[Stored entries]
━━━━━━━━
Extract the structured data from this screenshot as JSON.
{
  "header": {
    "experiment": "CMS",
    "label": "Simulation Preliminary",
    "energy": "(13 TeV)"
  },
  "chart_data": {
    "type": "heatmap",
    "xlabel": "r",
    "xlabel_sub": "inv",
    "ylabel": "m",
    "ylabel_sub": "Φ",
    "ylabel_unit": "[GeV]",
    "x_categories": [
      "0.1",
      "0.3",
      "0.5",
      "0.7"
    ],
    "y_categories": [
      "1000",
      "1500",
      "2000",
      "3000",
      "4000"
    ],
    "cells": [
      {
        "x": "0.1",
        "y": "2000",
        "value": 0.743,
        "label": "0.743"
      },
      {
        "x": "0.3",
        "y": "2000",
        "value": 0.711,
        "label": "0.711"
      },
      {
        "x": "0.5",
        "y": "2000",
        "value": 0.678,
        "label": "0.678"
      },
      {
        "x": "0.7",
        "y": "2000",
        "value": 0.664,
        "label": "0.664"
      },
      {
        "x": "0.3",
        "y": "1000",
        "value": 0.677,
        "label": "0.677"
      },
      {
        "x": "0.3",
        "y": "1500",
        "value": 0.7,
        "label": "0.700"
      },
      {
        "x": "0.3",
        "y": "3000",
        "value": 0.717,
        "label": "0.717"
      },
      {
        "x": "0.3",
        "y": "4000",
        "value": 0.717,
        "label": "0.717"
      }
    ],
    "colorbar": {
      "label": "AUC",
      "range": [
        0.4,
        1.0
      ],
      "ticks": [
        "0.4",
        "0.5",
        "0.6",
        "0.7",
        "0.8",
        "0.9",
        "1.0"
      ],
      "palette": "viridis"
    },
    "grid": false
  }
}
━━━━━━━━
SET EXERCISE>
Extract each entry in full and write it down exactly.

FINAL RESULT>
Extract the structured data from this screenshot as JSON.
{
  "header": {
    "experiment": "CMS",
    "label": "Simulation Preliminary",
    "energy": "(13 TeV)"
  },
  "chart_data": {
    "type": "heatmap",
    "xlabel": "r",
    "xlabel_sub": "inv",
    "ylabel": "m",
    "ylabel_sub": "Φ",
    "ylabel_unit": "[GeV]",
    "x_categories": [
      "0.1",
      "0.3",
      "0.5",
      "0.7"
    ],
    "y_categories": [
      "1000",
      "1500",
      "2000",
      "3000",
      "4000"
    ],
    "cells": [
      {
        "x": "0.1",
        "y": "2000",
        "value": 0.743,
        "label": "0.743"
      },
      {
        "x": "0.3",
        "y": "2000",
        "value": 0.711,
        "label": "0.711"
      },
      {
        "x": "0.5",
        "y": "2000",
        "value": 0.678,
        "label": "0.678"
      },
      {
        "x": "0.7",
        "y": "2000",
        "value": 0.664,
        "label": "0.664"
      },
      {
        "x": "0.3",
        "y": "1000",
        "value": 0.677,
        "label": "0.677"
      },
      {
        "x": "0.3",
        "y": "1500",
        "value": 0.7,
        "label": "0.700"
      },
      {
        "x": "0.3",
        "y": "3000",
        "value": 0.717,
        "label": "0.717"
      },
      {
        "x": "0.3",
        "y": "4000",
        "value": 0.717,
        "label": "0.717"
      }
    ],
    "colorbar": {
      "label": "AUC",
      "range": [
        0.4,
        1.0
      ],
      "ticks": [
        "0.4",
        "0.5",
        "0.6",
        "0.7",
        "0.8",
        "0.9",
        "1.0"
      ],
      "palette": "viridis"
    },
    "grid": false
  }
}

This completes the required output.